__Exercise__.
Write out the listing in full, matching it word for word.

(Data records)
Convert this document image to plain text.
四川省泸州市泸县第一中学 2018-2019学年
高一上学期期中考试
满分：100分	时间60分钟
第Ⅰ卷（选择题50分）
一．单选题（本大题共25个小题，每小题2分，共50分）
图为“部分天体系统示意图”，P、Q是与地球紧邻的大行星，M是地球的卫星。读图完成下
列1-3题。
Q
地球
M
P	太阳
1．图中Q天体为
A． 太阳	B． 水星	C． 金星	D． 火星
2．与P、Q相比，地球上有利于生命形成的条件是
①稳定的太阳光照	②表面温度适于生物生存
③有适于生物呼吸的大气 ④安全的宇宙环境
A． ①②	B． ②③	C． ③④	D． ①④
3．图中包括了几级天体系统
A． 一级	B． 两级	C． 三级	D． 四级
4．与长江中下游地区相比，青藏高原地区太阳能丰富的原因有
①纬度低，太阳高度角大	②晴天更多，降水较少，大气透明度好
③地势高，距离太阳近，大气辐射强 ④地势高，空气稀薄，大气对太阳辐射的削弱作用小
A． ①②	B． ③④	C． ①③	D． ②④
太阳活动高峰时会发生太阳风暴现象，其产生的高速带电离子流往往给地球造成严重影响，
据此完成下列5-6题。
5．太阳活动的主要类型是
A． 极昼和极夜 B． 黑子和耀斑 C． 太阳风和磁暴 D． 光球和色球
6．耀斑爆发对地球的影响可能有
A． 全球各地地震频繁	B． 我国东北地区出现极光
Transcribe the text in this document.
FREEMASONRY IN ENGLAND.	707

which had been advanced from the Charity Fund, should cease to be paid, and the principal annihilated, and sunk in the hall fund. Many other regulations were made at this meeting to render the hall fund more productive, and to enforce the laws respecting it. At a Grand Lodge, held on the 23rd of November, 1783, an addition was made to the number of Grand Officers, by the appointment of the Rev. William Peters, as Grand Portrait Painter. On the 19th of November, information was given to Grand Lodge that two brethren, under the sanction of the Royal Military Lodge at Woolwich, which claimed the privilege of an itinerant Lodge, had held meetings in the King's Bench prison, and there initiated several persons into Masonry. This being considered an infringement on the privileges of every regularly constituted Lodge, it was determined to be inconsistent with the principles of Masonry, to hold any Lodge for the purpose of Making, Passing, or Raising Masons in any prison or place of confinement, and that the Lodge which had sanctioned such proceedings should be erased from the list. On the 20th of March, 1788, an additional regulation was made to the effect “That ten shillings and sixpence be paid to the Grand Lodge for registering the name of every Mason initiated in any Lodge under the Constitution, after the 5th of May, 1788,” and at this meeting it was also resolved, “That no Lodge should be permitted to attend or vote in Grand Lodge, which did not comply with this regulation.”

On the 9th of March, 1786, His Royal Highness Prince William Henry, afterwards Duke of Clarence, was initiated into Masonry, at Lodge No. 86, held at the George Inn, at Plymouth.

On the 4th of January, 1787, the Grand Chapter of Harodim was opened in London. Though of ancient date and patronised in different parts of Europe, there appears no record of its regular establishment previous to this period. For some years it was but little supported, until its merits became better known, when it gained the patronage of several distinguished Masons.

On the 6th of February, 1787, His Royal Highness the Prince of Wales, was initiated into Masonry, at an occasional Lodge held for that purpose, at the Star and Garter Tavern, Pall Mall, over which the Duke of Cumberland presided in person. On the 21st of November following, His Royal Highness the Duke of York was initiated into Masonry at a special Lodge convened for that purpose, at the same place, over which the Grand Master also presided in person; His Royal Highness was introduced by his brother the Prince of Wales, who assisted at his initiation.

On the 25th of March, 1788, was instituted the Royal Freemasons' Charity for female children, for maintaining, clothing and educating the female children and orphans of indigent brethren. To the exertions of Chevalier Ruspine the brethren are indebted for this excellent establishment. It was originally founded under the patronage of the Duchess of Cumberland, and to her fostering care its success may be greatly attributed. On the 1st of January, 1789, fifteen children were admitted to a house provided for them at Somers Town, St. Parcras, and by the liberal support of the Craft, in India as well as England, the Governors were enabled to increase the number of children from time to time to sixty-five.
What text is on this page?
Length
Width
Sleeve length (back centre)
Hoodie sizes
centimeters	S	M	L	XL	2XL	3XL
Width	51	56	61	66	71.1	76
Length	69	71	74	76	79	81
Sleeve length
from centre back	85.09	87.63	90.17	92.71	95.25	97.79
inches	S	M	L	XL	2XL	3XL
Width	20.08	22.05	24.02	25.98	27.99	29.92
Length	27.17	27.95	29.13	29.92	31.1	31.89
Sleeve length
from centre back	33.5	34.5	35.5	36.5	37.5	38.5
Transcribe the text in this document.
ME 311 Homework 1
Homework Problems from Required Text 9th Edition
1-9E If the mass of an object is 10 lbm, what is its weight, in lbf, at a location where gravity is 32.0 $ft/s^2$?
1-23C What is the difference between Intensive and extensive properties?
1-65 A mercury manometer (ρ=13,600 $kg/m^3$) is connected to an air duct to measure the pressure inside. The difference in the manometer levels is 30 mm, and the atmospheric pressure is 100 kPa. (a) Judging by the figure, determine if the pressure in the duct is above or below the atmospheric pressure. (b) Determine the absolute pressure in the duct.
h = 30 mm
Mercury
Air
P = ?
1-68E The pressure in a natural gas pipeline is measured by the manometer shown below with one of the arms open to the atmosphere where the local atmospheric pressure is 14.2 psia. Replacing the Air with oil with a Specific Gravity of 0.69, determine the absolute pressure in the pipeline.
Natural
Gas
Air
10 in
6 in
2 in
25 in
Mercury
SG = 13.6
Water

__Result of this task__.
Convert this document image to plain text.
四川省泸州市泸县第一中学 2018-2019学年
高一上学期期中考试
满分：100分	时间60分钟
第Ⅰ卷（选择题50分）
一．单选题（本大题共25个小题，每小题2分，共50分）
图为“部分天体系统示意图”，P、Q是与地球紧邻的大行星，M是地球的卫星。读图完成下
列1-3题。
Q
地球
M
P	太阳
1．图中Q天体为
A． 太阳	B． 水星	C． 金星	D． 火星
2．与P、Q相比，地球上有利于生命形成的条件是
①稳定的太阳光照	②表面温度适于生物生存
③有适于生物呼吸的大气 ④安全的宇宙环境
A． ①②	B． ②③	C． ③④	D． ①④
3．图中包括了几级天体系统
A． 一级	B． 两级	C． 三级	D． 四级
4．与长江中下游地区相比，青藏高原地区太阳能丰富的原因有
①纬度低，太阳高度角大	②晴天更多，降水较少，大气透明度好
③地势高，距离太阳近，大气辐射强 ④地势高，空气稀薄，大气对太阳辐射的削弱作用小
A． ①②	B． ③④	C． ①③	D． ②④
太阳活动高峰时会发生太阳风暴现象，其产生的高速带电离子流往往给地球造成严重影响，
据此完成下列5-6题。
5．太阳活动的主要类型是
A． 极昼和极夜 B． 黑子和耀斑 C． 太阳风和磁暴 D． 光球和色球
6．耀斑爆发对地球的影响可能有
A． 全球各地地震频繁	B． 我国东北地区出现极光
Transcribe the text in this document.
FREEMASONRY IN ENGLAND.	707

which had been advanced from the Charity Fund, should cease to be paid, and the principal annihilated, and sunk in the hall fund. Many other regulations were made at this meeting to render the hall fund more productive, and to enforce the laws respecting it. At a Grand Lodge, held on the 23rd of November, 1783, an addition was made to the number of Grand Officers, by the appointment of the Rev. William Peters, as Grand Portrait Painter. On the 19th of November, information was given to Grand Lodge that two brethren, under the sanction of the Royal Military Lodge at Woolwich, which claimed the privilege of an itinerant Lodge, had held meetings in the King's Bench prison, and there initiated several persons into Masonry. This being considered an infringement on the privileges of every regularly constituted Lodge, it was determined to be inconsistent with the principles of Masonry, to hold any Lodge for the purpose of Making, Passing, or Raising Masons in any prison or place of confinement, and that the Lodge which had sanctioned such proceedings should be erased from the list. On the 20th of March, 1788, an additional regulation was made to the effect “That ten shillings and sixpence be paid to the Grand Lodge for registering the name of every Mason initiated in any Lodge under the Constitution, after the 5th of May, 1788,” and at this meeting it was also resolved, “That no Lodge should be permitted to attend or vote in Grand Lodge, which did not comply with this regulation.”

On the 9th of March, 1786, His Royal Highness Prince William Henry, afterwards Duke of Clarence, was initiated into Masonry, at Lodge No. 86, held at the George Inn, at Plymouth.

On the 4th of January, 1787, the Grand Chapter of Harodim was opened in London. Though of ancient date and patronised in different parts of Europe, there appears no record of its regular establishment previous to this period. For some years it was but little supported, until its merits became better known, when it gained the patronage of several distinguished Masons.

On the 6th of February, 1787, His Royal Highness the Prince of Wales, was initiated into Masonry, at an occasional Lodge held for that purpose, at the Star and Garter Tavern, Pall Mall, over which the Duke of Cumberland presided in person. On the 21st of November following, His Royal Highness the Duke of York was initiated into Masonry at a special Lodge convened for that purpose, at the same place, over which the Grand Master also presided in person; His Royal Highness was introduced by his brother the Prince of Wales, who assisted at his initiation.

On the 25th of March, 1788, was instituted the Royal Freemasons' Charity for female children, for maintaining, clothing and educating the female children and orphans of indigent brethren. To the exertions of Chevalier Ruspine the brethren are indebted for this excellent establishment. It was originally founded under the patronage of the Duchess of Cumberland, and to her fostering care its success may be greatly attributed. On the 1st of January, 1789, fifteen children were admitted to a house provided for them at Somers Town, St. Parcras, and by the liberal support of the Craft, in India as well as England, the Governors were enabled to increase the number of children from time to time to sixty-five.
What text is on this page?
Length
Width
Sleeve length (back centre)
Hoodie sizes
centimeters	S	M	L	XL	2XL	3XL
Width	51	56	61	66	71.1	76
Length	69	71	74	76	79	81
Sleeve length
from centre back	85.09	87.63	90.17	92.71	95.25	97.79
inches	S	M	L	XL	2XL	3XL
Width	20.08	22.05	24.02	25.98	27.99	29.92
Length	27.17	27.95	29.13	29.92	31.1	31.89
Sleeve length
from centre back	33.5	34.5	35.5	36.5	37.5	38.5
Transcribe the text in this document.
ME 311 Homework 1
Homework Problems from Required Text 9th Edition
1-9E If the mass of an object is 10 lbm, what is its weight, in lbf, at a location where gravity is 32.0 $ft/s^2$?
1-23C What is the difference between Intensive and extensive properties?
1-65 A mercury manometer (ρ=13,600 $kg/m^3$) is connected to an air duct to measure the pressure inside. The difference in the manometer levels is 30 mm, and the atmospheric pressure is 100 kPa. (a) Judging by the figure, determine if the pressure in the duct is above or below the atmospheric pressure. (b) Determine the absolute pressure in the duct.
h = 30 mm
Mercury
Air
P = ?
1-68E The pressure in a natural gas pipeline is measured by the manometer shown below with one of the arms open to the atmosphere where the local atmospheric pressure is 14.2 psia. Replacing the Air with oil with a Specific Gravity of 0.69, determine the absolute pressure in the pipeline.
Natural
Gas
Air
10 in
6 in
2 in
25 in
Mercury
SG = 13.6
Water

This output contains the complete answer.